| Raw records |

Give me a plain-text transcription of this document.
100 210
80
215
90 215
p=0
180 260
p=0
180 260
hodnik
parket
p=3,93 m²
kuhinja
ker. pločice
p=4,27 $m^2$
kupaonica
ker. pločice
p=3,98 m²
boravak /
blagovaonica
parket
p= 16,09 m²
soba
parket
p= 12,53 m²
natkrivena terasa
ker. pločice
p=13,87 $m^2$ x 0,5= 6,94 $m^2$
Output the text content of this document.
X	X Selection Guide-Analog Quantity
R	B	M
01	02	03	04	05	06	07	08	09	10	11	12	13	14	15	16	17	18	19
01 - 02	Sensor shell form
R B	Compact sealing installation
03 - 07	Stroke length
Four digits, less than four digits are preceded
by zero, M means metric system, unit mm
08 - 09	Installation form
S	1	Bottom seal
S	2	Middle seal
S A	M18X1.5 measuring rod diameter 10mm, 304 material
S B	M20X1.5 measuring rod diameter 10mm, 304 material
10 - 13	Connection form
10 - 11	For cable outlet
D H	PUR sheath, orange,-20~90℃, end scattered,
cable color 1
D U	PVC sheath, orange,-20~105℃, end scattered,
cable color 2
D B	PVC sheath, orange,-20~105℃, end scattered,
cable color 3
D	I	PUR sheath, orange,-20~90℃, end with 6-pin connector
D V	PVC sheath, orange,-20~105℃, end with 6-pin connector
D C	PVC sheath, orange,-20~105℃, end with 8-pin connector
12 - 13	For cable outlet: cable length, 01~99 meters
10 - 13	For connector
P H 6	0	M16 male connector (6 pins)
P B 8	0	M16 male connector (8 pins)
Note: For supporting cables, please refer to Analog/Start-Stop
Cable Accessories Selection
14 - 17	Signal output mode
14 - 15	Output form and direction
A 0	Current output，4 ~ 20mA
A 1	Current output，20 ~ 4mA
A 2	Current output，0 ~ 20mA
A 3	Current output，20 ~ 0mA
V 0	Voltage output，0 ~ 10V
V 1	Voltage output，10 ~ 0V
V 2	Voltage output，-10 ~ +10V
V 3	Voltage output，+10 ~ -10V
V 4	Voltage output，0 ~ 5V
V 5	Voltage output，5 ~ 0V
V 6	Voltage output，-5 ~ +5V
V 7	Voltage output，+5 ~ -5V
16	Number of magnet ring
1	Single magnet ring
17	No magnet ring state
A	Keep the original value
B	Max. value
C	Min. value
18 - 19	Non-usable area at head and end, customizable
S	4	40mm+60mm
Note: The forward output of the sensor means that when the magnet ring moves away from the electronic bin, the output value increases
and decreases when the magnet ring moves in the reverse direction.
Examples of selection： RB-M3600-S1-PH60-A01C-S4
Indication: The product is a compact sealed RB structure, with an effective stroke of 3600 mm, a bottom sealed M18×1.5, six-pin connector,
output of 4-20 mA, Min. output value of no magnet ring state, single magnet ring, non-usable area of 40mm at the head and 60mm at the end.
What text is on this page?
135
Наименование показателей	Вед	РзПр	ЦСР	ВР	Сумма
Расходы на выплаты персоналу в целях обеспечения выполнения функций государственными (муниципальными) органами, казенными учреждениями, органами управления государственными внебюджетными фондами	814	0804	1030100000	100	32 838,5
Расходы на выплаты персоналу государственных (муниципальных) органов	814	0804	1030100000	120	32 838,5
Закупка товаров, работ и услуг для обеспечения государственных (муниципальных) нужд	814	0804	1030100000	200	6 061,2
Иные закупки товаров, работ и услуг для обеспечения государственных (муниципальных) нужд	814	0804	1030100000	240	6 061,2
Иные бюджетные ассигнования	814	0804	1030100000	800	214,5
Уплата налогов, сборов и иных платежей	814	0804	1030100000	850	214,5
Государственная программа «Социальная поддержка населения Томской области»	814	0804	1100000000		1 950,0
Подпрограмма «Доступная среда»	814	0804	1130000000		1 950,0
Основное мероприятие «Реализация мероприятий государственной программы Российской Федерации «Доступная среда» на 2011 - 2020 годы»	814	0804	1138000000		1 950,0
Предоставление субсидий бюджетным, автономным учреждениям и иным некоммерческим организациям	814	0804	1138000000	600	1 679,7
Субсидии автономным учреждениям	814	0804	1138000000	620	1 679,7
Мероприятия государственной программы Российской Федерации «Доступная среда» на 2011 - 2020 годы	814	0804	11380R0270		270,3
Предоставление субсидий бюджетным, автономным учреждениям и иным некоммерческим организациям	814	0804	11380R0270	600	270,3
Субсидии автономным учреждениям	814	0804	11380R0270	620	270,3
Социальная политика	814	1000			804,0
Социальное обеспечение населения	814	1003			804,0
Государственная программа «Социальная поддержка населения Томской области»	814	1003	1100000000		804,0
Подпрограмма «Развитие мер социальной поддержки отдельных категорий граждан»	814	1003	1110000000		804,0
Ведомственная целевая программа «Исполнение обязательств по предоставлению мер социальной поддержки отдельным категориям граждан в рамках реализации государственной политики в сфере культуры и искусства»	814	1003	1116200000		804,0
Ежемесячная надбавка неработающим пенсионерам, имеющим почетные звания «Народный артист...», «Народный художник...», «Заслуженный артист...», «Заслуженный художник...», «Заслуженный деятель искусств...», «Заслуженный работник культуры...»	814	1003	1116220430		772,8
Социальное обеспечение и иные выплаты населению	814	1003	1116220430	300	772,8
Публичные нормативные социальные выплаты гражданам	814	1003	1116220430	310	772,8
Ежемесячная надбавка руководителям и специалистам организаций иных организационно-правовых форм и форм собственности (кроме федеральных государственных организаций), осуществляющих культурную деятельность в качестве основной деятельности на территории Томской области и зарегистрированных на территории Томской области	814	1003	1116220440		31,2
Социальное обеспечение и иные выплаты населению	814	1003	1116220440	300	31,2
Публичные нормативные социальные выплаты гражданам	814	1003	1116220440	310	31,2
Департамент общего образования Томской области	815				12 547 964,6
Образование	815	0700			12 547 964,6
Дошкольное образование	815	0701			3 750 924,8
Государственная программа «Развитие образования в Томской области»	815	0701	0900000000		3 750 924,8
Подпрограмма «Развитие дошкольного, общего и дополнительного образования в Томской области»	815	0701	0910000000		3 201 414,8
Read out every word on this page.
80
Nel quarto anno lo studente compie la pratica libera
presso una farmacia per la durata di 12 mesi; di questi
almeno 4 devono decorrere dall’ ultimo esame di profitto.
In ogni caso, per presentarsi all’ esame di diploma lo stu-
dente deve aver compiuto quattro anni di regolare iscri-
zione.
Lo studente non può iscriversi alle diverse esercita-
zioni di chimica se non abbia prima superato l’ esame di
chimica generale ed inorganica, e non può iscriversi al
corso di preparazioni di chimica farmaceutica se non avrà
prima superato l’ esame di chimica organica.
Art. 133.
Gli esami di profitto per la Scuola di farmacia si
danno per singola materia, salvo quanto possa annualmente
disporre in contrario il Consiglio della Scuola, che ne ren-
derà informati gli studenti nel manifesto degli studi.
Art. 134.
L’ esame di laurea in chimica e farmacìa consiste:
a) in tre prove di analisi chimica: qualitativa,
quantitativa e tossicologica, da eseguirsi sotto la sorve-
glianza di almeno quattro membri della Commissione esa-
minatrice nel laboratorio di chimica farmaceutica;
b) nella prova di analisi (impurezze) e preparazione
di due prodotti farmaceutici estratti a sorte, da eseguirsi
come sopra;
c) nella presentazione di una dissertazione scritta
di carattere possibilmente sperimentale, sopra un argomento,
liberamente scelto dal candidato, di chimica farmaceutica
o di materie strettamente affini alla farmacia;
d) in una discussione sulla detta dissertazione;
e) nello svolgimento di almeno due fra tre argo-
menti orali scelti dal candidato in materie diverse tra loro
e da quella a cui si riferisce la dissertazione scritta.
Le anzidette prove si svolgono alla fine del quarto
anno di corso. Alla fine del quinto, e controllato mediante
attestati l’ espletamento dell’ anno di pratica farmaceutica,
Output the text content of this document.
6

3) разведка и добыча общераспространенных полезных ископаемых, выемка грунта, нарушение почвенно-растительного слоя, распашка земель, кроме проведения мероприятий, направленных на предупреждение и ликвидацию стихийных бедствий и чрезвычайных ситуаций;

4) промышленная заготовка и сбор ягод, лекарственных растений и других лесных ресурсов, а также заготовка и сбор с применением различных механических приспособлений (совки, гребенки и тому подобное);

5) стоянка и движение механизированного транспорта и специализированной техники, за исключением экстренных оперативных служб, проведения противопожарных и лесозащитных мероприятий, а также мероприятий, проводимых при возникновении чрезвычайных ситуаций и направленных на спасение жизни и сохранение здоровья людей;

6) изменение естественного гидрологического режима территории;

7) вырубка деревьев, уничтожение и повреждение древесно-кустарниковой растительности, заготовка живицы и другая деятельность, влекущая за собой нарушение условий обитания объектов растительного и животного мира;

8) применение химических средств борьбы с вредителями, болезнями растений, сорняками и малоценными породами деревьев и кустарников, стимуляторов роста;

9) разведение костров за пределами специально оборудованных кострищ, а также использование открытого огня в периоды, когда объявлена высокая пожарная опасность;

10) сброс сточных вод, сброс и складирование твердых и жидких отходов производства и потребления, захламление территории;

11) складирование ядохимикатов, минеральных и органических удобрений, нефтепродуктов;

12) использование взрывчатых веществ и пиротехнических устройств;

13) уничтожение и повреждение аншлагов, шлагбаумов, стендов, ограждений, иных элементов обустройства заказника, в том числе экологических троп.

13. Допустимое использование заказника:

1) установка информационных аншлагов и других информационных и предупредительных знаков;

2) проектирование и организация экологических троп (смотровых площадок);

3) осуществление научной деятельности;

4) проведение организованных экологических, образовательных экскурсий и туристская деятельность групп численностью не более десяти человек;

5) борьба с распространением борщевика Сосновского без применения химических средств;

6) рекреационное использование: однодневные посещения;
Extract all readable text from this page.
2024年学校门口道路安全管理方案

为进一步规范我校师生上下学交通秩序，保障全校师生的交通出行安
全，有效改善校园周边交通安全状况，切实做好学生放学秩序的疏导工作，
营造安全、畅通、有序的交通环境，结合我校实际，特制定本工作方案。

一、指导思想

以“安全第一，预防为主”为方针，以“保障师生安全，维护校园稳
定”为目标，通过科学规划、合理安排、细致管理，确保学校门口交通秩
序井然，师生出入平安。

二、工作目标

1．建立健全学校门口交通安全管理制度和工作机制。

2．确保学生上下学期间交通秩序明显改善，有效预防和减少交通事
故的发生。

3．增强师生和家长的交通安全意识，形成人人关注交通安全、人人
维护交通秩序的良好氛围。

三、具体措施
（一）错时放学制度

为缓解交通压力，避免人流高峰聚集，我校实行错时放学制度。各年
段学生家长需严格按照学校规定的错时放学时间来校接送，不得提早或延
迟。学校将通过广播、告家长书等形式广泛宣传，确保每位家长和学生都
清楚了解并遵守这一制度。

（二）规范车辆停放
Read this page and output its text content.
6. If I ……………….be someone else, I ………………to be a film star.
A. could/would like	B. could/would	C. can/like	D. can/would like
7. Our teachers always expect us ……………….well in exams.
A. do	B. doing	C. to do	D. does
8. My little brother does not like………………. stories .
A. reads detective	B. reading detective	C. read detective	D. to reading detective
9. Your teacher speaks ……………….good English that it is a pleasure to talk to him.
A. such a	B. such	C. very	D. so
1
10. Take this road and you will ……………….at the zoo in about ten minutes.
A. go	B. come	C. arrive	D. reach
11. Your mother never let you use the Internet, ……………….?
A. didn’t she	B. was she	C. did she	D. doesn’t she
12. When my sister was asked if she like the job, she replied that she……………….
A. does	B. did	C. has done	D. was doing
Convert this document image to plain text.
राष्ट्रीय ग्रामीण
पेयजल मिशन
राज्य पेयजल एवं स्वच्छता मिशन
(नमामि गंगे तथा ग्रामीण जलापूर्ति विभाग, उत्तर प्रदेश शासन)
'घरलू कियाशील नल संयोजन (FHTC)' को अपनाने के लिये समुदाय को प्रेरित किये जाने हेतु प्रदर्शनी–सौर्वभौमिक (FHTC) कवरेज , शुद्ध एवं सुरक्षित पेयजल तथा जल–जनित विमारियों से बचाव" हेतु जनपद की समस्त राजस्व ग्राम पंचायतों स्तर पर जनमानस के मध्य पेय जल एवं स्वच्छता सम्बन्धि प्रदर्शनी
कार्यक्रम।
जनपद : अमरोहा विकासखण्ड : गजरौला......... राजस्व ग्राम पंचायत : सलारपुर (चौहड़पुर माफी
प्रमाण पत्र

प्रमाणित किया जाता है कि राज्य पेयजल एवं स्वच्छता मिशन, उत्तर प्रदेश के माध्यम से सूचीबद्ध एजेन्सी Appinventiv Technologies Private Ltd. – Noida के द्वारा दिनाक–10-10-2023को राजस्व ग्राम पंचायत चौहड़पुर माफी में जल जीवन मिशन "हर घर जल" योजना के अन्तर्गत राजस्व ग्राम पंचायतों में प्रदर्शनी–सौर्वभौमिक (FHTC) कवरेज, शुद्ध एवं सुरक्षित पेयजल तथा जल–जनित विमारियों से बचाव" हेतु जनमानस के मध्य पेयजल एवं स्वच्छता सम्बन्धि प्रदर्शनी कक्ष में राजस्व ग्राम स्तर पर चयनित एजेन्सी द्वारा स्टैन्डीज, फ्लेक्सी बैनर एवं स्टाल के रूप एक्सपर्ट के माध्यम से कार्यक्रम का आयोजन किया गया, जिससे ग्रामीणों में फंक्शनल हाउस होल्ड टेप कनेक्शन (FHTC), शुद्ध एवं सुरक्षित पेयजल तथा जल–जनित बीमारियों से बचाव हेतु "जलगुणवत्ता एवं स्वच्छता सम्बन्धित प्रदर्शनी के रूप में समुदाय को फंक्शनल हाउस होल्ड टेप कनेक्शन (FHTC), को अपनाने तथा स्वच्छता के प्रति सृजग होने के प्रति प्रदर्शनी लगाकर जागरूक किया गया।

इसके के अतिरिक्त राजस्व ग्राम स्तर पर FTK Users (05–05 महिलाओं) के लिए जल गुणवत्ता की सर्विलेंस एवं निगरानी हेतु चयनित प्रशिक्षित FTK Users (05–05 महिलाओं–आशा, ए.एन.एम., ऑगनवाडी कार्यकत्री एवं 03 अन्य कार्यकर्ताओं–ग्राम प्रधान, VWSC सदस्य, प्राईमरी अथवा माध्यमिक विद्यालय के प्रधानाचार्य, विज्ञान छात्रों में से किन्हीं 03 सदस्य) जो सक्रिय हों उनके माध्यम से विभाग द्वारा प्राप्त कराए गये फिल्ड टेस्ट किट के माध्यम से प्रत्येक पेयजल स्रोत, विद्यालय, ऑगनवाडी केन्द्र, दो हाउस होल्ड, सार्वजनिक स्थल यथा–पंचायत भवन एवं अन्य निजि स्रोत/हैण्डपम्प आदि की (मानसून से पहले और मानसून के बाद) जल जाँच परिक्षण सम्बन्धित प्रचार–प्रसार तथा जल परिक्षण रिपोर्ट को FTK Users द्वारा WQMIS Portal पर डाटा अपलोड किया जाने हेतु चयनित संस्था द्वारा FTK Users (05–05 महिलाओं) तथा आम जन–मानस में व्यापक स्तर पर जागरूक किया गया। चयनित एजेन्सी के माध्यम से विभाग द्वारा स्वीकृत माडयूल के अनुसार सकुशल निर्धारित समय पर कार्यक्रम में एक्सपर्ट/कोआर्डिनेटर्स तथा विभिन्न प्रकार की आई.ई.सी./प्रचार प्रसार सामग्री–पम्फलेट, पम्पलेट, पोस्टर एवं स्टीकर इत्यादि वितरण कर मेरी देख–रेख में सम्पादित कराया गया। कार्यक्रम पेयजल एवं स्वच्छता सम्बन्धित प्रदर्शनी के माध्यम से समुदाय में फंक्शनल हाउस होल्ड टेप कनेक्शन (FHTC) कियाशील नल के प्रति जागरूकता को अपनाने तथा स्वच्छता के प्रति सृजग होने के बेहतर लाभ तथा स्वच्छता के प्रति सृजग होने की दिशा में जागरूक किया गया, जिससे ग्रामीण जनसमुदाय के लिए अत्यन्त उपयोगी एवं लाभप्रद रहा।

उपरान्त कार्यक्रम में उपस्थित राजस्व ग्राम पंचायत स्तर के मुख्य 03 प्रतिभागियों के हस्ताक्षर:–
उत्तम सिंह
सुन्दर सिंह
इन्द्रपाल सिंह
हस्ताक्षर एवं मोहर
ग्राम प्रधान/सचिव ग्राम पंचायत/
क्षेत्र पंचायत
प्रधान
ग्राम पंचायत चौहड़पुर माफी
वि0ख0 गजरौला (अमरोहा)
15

| PROMPT |
Select, from the listing, all lines that include the word "среда".

| COMPLETE ANSWER |
Подпрограмма «Доступная среда»	814	0804	1130000000		1 950,0
Основное мероприятие «Реализация мероприятий государственной программы Российской Федерации «Доступная среда» на 2011 - 2020 годы»	814	0804	1138000000		1 950,0
Мероприятия государственной программы Российской Федерации «Доступная среда» на 2011 - 2020 годы	814	0804	11380R0270		270,3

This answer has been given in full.